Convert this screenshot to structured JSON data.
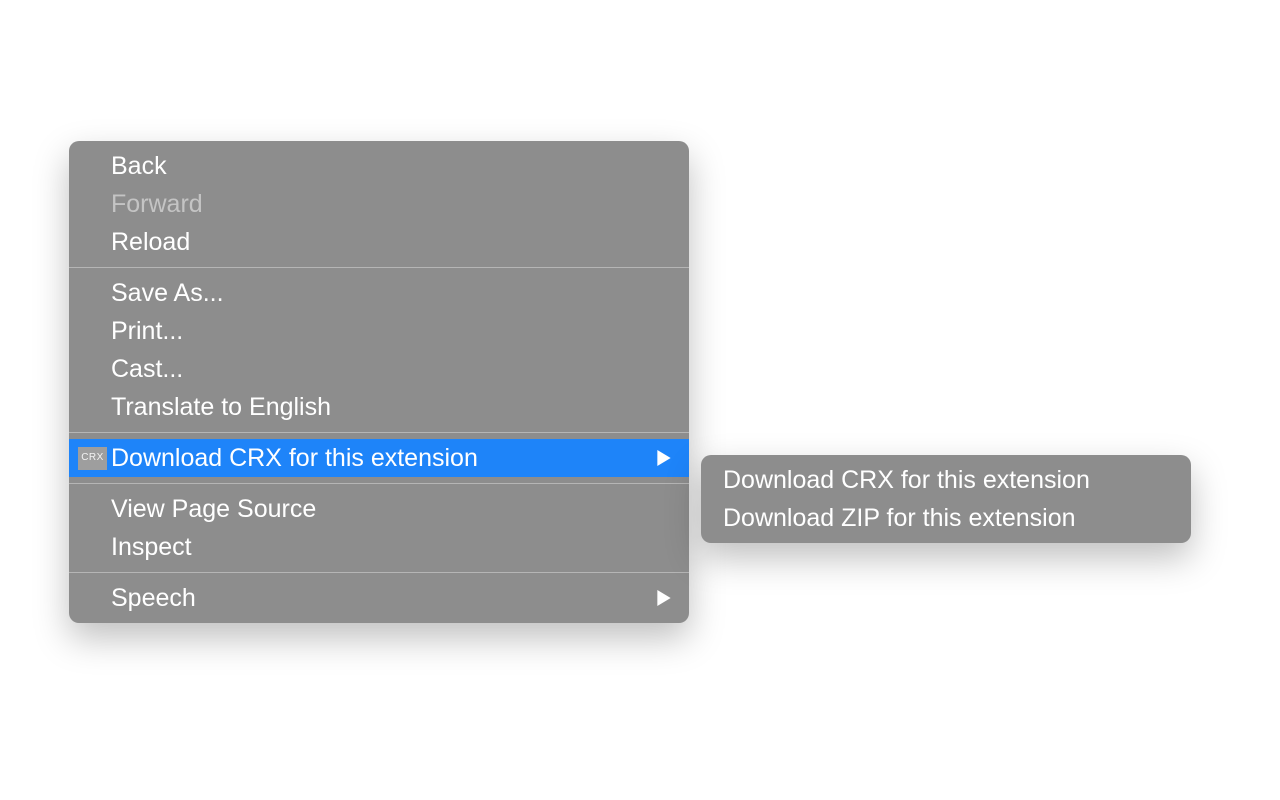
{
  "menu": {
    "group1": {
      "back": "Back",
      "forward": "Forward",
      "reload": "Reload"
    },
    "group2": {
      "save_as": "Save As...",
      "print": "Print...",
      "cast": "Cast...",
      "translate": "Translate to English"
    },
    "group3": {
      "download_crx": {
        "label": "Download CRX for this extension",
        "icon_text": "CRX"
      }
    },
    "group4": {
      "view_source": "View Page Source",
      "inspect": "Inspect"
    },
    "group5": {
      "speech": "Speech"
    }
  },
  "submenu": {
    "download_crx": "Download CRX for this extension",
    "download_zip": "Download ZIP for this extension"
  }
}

_Prompt_. Take every line that includes the string "this" and copy it.

_Written reply_.
Convert this screenshot to structured JSON data.
        "label": "Download CRX for this extension",
    "download_crx": "Download CRX for this extension",
    "download_zip": "Download ZIP for this extension"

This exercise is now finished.